[Saved entries]
--
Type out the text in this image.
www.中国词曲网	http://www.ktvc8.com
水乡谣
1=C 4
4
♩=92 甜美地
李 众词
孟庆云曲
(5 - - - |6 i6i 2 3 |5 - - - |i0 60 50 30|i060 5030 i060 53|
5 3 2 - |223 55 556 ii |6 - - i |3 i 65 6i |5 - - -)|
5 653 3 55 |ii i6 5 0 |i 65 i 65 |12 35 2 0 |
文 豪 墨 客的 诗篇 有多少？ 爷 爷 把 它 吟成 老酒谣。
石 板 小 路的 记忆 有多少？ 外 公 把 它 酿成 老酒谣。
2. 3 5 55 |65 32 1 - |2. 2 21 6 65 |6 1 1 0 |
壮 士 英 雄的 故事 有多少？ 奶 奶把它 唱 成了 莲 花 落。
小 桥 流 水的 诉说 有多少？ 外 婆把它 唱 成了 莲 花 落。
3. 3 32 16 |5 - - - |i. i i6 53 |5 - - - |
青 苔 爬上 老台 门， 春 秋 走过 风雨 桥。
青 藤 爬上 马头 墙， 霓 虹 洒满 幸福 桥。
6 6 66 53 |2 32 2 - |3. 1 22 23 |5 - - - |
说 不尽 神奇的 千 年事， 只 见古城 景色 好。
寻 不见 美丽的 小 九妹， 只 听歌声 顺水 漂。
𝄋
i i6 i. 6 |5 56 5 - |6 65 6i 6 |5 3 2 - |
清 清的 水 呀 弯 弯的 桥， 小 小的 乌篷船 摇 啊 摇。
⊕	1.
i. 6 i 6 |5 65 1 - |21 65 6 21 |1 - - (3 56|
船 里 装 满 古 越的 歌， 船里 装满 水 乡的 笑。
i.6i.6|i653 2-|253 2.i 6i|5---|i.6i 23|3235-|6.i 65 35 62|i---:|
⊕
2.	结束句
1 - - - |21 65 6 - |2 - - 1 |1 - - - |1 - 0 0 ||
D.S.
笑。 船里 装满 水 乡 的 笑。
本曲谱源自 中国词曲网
--
Copy each line of the listing that holds the word "中国词曲网".

* Result below *
www.中国词曲网	http://www.ktvc8.com
本曲谱源自 中国词曲网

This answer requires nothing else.